_EXERCISE DESCRIPTION_
Give every entry again, unchanged, and leave its images out.

Stored data entries
--

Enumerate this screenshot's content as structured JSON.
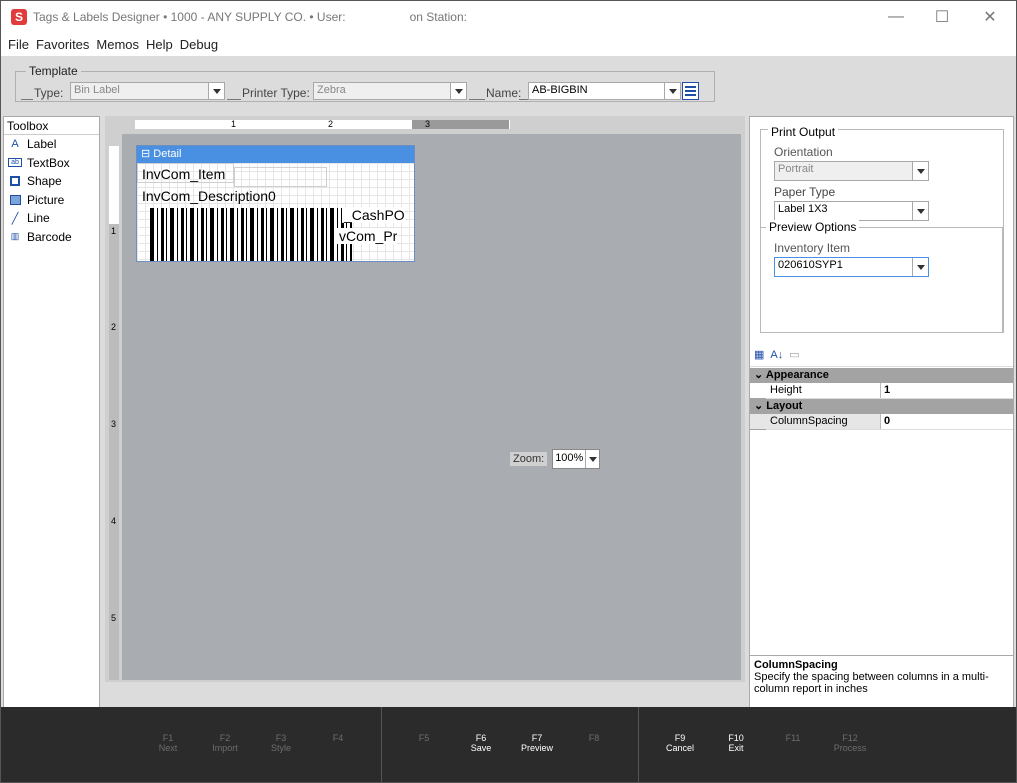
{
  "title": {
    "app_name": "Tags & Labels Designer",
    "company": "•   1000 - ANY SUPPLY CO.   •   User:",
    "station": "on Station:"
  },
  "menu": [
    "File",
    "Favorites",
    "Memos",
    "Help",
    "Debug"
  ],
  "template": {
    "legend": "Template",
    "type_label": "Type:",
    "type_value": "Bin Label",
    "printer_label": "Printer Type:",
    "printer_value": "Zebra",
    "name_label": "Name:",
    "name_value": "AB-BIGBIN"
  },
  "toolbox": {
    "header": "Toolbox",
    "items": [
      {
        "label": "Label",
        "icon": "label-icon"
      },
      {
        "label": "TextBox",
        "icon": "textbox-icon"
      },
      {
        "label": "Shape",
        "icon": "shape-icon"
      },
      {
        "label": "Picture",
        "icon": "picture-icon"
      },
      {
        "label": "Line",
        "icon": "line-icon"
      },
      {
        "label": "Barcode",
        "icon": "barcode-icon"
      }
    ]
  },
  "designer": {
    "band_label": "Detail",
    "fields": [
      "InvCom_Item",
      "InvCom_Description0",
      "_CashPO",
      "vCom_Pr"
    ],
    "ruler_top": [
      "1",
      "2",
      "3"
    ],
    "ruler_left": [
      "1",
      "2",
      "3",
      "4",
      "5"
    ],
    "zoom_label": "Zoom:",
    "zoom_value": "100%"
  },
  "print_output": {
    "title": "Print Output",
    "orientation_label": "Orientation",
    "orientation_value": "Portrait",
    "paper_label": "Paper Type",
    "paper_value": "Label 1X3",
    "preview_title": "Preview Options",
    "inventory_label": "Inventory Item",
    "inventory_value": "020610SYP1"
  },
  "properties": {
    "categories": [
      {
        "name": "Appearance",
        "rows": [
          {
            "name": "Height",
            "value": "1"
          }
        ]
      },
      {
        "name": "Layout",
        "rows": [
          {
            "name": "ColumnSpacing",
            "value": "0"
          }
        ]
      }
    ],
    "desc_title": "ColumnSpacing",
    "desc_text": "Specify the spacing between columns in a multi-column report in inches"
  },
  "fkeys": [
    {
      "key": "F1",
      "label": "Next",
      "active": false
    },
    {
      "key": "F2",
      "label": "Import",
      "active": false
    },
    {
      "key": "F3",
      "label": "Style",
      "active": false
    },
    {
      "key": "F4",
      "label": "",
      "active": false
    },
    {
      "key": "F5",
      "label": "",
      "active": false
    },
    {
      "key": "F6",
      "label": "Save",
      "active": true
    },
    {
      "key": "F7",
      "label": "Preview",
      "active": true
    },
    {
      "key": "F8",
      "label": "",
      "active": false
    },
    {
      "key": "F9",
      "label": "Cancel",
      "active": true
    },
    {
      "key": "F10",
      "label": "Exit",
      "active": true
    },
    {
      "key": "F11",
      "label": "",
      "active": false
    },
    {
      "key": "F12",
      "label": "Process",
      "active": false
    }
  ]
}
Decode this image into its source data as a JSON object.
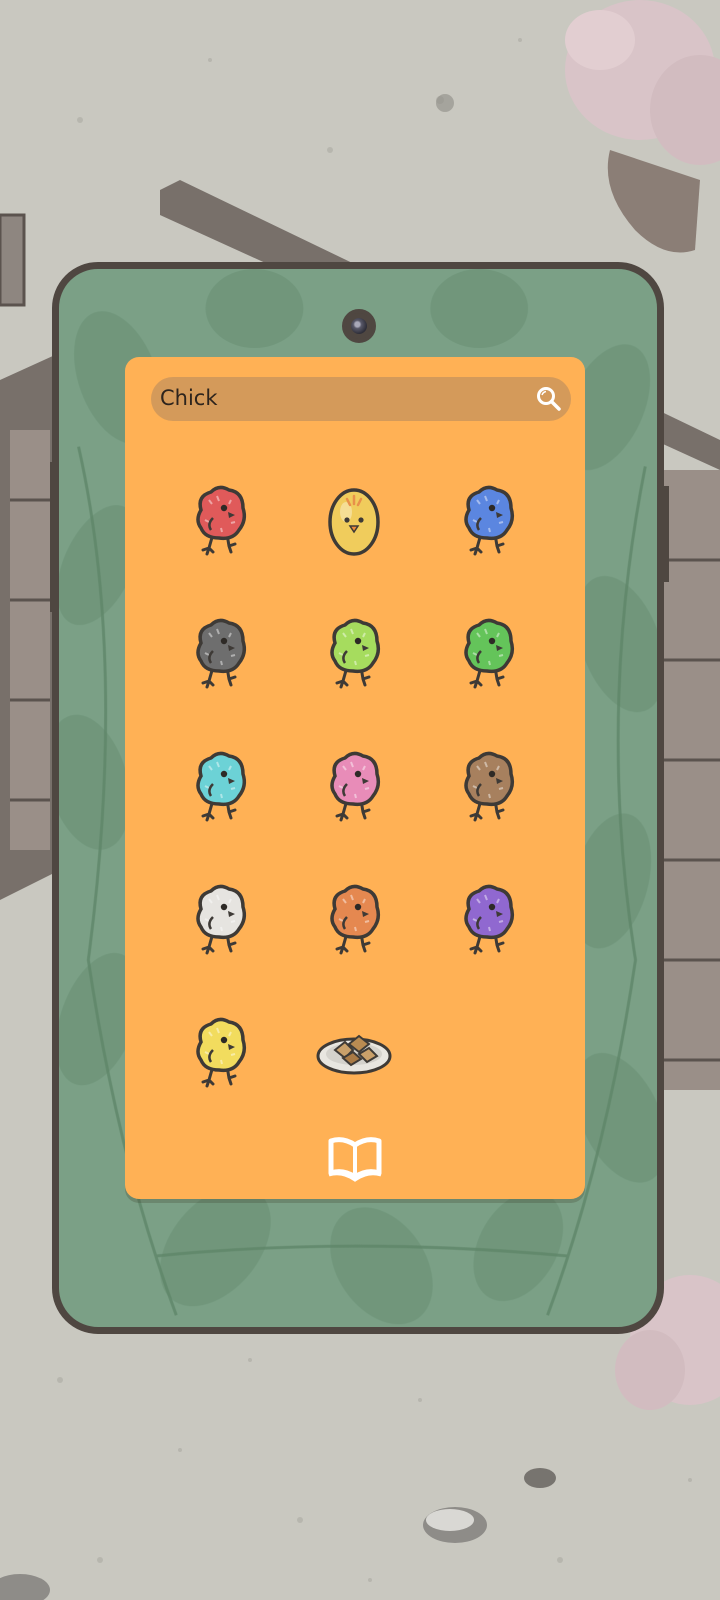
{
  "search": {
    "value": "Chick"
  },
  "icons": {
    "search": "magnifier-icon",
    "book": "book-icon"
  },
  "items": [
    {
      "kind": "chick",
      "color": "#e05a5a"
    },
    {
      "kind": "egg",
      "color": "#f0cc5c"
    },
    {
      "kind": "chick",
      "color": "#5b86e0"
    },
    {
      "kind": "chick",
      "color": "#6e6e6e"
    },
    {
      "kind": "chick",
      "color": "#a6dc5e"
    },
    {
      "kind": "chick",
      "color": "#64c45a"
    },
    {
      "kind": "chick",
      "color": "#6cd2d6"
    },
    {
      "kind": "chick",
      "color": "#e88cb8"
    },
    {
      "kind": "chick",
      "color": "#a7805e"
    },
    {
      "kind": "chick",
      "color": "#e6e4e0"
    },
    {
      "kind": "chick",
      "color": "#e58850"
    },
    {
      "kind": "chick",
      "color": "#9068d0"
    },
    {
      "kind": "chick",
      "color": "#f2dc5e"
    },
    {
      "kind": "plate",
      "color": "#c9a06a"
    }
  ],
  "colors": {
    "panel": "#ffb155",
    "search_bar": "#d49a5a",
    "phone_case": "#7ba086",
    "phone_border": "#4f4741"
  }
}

--

_RESPONSE TO THE EXERCISE_
Enumerate this screenshot's content as structured JSON.
{
  "title": {
    "app_name": "Tags & Labels Designer",
    "company": "•   1000 - ANY SUPPLY CO.   •   User:",
    "station": "on Station:"
  },
  "menu": [
    "File",
    "Favorites",
    "Memos",
    "Help",
    "Debug"
  ],
  "template": {
    "legend": "Template",
    "type_label": "Type:",
    "type_value": "Bin Label",
    "printer_label": "Printer Type:",
    "printer_value": "Zebra",
    "name_label": "Name:",
    "name_value": "AB-BIGBIN"
  },
  "toolbox": {
    "header": "Toolbox",
    "items": [
      {
        "label": "Label",
        "icon": "label-icon"
      },
      {
        "label": "TextBox",
        "icon": "textbox-icon"
      },
      {
        "label": "Shape",
        "icon": "shape-icon"
      },
      {
        "label": "Picture",
        "icon": "picture-icon"
      },
      {
        "label": "Line",
        "icon": "line-icon"
      },
      {
        "label": "Barcode",
        "icon": "barcode-icon"
      }
    ]
  },
  "designer": {
    "band_label": "Detail",
    "fields": [
      "InvCom_Item",
      "InvCom_Description0",
      "_CashPO",
      "vCom_Pr"
    ],
    "ruler_top": [
      "1",
      "2",
      "3"
    ],
    "ruler_left": [
      "1",
      "2",
      "3",
      "4",
      "5"
    ],
    "zoom_label": "Zoom:",
    "zoom_value": "100%"
  },
  "print_output": {
    "title": "Print Output",
    "orientation_label": "Orientation",
    "orientation_value": "Portrait",
    "paper_label": "Paper Type",
    "paper_value": "Label 1X3",
    "preview_title": "Preview Options",
    "inventory_label": "Inventory Item",
    "inventory_value": "020610SYP1"
  },
  "properties": {
    "categories": [
      {
        "name": "Appearance",
        "rows": [
          {
            "name": "Height",
            "value": "1"
          }
        ]
      },
      {
        "name": "Layout",
        "rows": [
          {
            "name": "ColumnSpacing",
            "value": "0"
          }
        ]
      }
    ],
    "desc_title": "ColumnSpacing",
    "desc_text": "Specify the spacing between columns in a multi-column report in inches"
  },
  "fkeys": [
    {
      "key": "F1",
      "label": "Next",
      "active": false
    },
    {
      "key": "F2",
      "label": "Import",
      "active": false
    },
    {
      "key": "F3",
      "label": "Style",
      "active": false
    },
    {
      "key": "F4",
      "label": "",
      "active": false
    },
    {
      "key": "F5",
      "label": "",
      "active": false
    },
    {
      "key": "F6",
      "label": "Save",
      "active": true
    },
    {
      "key": "F7",
      "label": "Preview",
      "active": true
    },
    {
      "key": "F8",
      "label": "",
      "active": false
    },
    {
      "key": "F9",
      "label": "Cancel",
      "active": true
    },
    {
      "key": "F10",
      "label": "Exit",
      "active": true
    },
    {
      "key": "F11",
      "label": "",
      "active": false
    },
    {
      "key": "F12",
      "label": "Process",
      "active": false
    }
  ]
}
Decode this image into its source data as a JSON object.
{
  "search": {
    "value": "Chick"
  },
  "icons": {
    "search": "magnifier-icon",
    "book": "book-icon"
  },
  "items": [
    {
      "kind": "chick",
      "color": "#e05a5a"
    },
    {
      "kind": "egg",
      "color": "#f0cc5c"
    },
    {
      "kind": "chick",
      "color": "#5b86e0"
    },
    {
      "kind": "chick",
      "color": "#6e6e6e"
    },
    {
      "kind": "chick",
      "color": "#a6dc5e"
    },
    {
      "kind": "chick",
      "color": "#64c45a"
    },
    {
      "kind": "chick",
      "color": "#6cd2d6"
    },
    {
      "kind": "chick",
      "color": "#e88cb8"
    },
    {
      "kind": "chick",
      "color": "#a7805e"
    },
    {
      "kind": "chick",
      "color": "#e6e4e0"
    },
    {
      "kind": "chick",
      "color": "#e58850"
    },
    {
      "kind": "chick",
      "color": "#9068d0"
    },
    {
      "kind": "chick",
      "color": "#f2dc5e"
    },
    {
      "kind": "plate",
      "color": "#c9a06a"
    }
  ],
  "colors": {
    "panel": "#ffb155",
    "search_bar": "#d49a5a",
    "phone_case": "#7ba086",
    "phone_border": "#4f4741"
  }
}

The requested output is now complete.